### WHAT IS ASKED
Work out the number of lines containing "this". Answer with nothing but that number.

(Dataset records)
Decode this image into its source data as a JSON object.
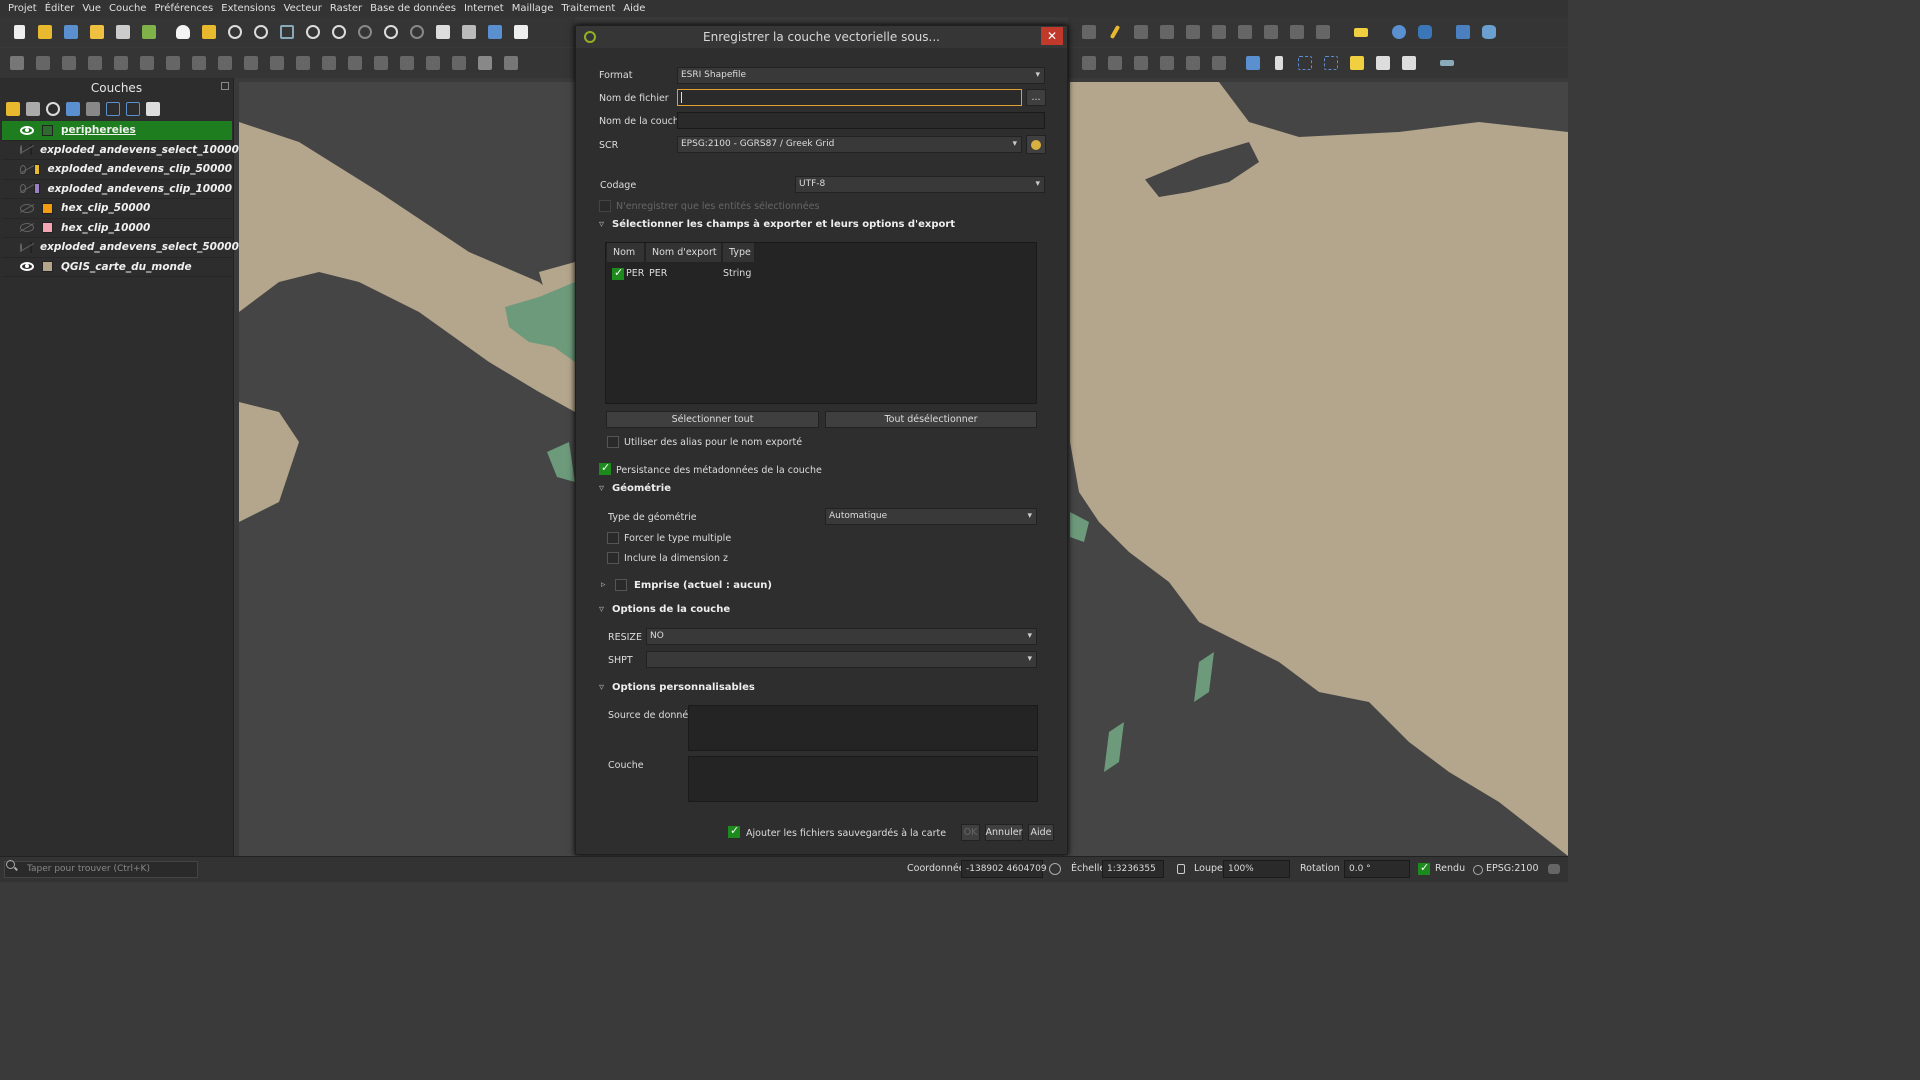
{
  "menubar": {
    "items": [
      "Projet",
      "Éditer",
      "Vue",
      "Couche",
      "Préférences",
      "Extensions",
      "Vecteur",
      "Raster",
      "Base de données",
      "Internet",
      "Maillage",
      "Traitement",
      "Aide"
    ]
  },
  "layers_panel": {
    "title": "Couches",
    "layers": [
      {
        "name": "periphereies",
        "visible": true,
        "color": "#2e6b2e",
        "selected": true
      },
      {
        "name": "exploded_andevens_select_10000",
        "visible": false,
        "color": "#a0522d",
        "selected": false
      },
      {
        "name": "exploded_andevens_clip_50000",
        "visible": false,
        "color": "#e8b92e",
        "selected": false
      },
      {
        "name": "exploded_andevens_clip_10000",
        "visible": false,
        "color": "#9a7fc4",
        "selected": false
      },
      {
        "name": "hex_clip_50000",
        "visible": false,
        "color": "#f39c12",
        "selected": false
      },
      {
        "name": "hex_clip_10000",
        "visible": false,
        "color": "#f4a6b5",
        "selected": false
      },
      {
        "name": "exploded_andevens_select_50000",
        "visible": false,
        "color": "#a0633f",
        "selected": false
      },
      {
        "name": "QGIS_carte_du_monde",
        "visible": true,
        "color": "#b3a68c",
        "selected": false
      }
    ]
  },
  "dialog": {
    "title": "Enregistrer la couche vectorielle sous...",
    "close_glyph": "✕",
    "format_label": "Format",
    "format_value": "ESRI Shapefile",
    "filename_label": "Nom de fichier",
    "filename_value": "",
    "browse_label": "...",
    "layername_label": "Nom de la couche",
    "layername_value": "",
    "crs_label": "SCR",
    "crs_value": "EPSG:2100 - GGRS87 / Greek Grid",
    "encoding_label": "Codage",
    "encoding_value": "UTF-8",
    "only_selected_label": "N'enregistrer que les entités sélectionnées",
    "fields_section": "Sélectionner les champs à exporter et leurs options d'export",
    "fields_table": {
      "headers": [
        "Nom",
        "Nom d'export",
        "Type"
      ],
      "rows": [
        {
          "name": "PER",
          "export": "PER",
          "type": "String",
          "checked": true
        }
      ]
    },
    "select_all": "Sélectionner tout",
    "deselect_all": "Tout désélectionner",
    "use_alias_label": "Utiliser des alias pour le nom exporté",
    "persist_meta_label": "Persistance des métadonnées de la couche",
    "geometry_section": "Géométrie",
    "geom_type_label": "Type de géométrie",
    "geom_type_value": "Automatique",
    "force_multi_label": "Forcer le type multiple",
    "include_z_label": "Inclure la dimension z",
    "extent_section": "Emprise (actuel : aucun)",
    "layer_options_section": "Options de la couche",
    "resize_label": "RESIZE",
    "resize_value": "NO",
    "shpt_label": "SHPT",
    "shpt_value": "",
    "custom_options_section": "Options personnalisables",
    "datasource_label": "Source de donnée",
    "layer_label": "Couche",
    "add_to_map_label": "Ajouter les fichiers sauvegardés à la carte",
    "ok": "OK",
    "cancel": "Annuler",
    "help": "Aide"
  },
  "statusbar": {
    "locator_placeholder": "Taper pour trouver (Ctrl+K)",
    "coord_label": "Coordonnée",
    "coord_value": "-138902  4604709",
    "scale_label": "Échelle",
    "scale_value": "1:3236355",
    "magnifier_label": "Loupe",
    "magnifier_value": "100%",
    "rotation_label": "Rotation",
    "rotation_value": "0.0 °",
    "render_label": "Rendu",
    "crs_value": "EPSG:2100"
  },
  "colors": {
    "accent_green": "#1e7d1e",
    "land": "#b3a68c",
    "sea": "#454545",
    "highlight_land": "#6d9a7b",
    "close_red": "#c0392b"
  }
}
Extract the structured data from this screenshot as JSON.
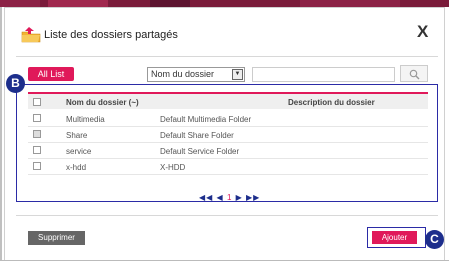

### SOLUTION TO THE EXERCISE
2